| Exercise |
A verbatim copy of the records is required, with all pictures left out.

| Information given |
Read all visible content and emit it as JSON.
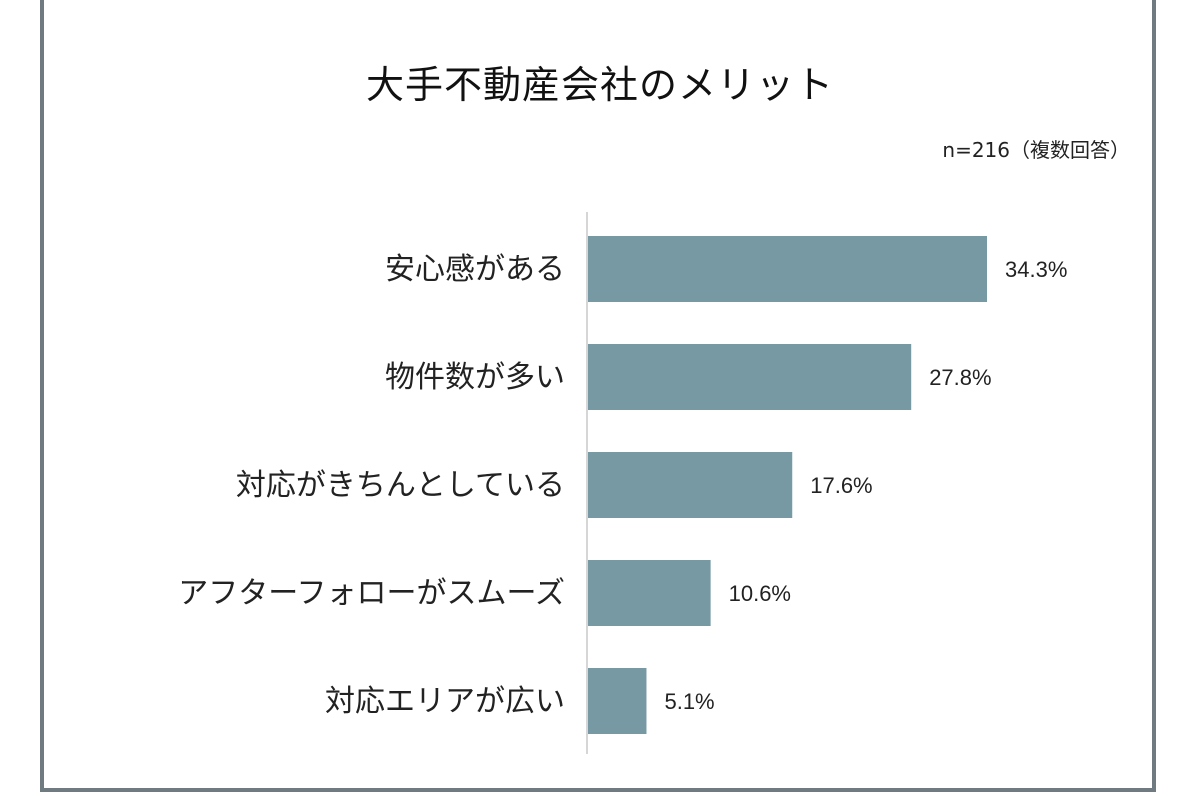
{
  "chart_data": {
    "type": "bar",
    "orientation": "horizontal",
    "title": "大手不動産会社のメリット",
    "note": "n=216（複数回答）",
    "categories": [
      "安心感がある",
      "物件数が多い",
      "対応がきちんとしている",
      "アフターフォローがスムーズ",
      "対応エリアが広い"
    ],
    "values": [
      34.3,
      27.8,
      17.6,
      10.6,
      5.1
    ],
    "value_labels": [
      "34.3%",
      "27.8%",
      "17.6%",
      "10.6%",
      "5.1%"
    ],
    "unit": "%",
    "xlim": [
      0,
      40
    ],
    "grid": false,
    "legend": "none",
    "bar_color": "#7799a3"
  }
}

| Solved problem |
Read all visible content and emit it as JSON.
{
  "chart_data": {
    "type": "bar",
    "orientation": "horizontal",
    "title": "大手不動産会社のメリット",
    "note": "n=216（複数回答）",
    "categories": [
      "安心感がある",
      "物件数が多い",
      "対応がきちんとしている",
      "アフターフォローがスムーズ",
      "対応エリアが広い"
    ],
    "values": [
      34.3,
      27.8,
      17.6,
      10.6,
      5.1
    ],
    "value_labels": [
      "34.3%",
      "27.8%",
      "17.6%",
      "10.6%",
      "5.1%"
    ],
    "unit": "%",
    "xlim": [
      0,
      40
    ],
    "grid": false,
    "legend": "none",
    "bar_color": "#7799a3"
  }
}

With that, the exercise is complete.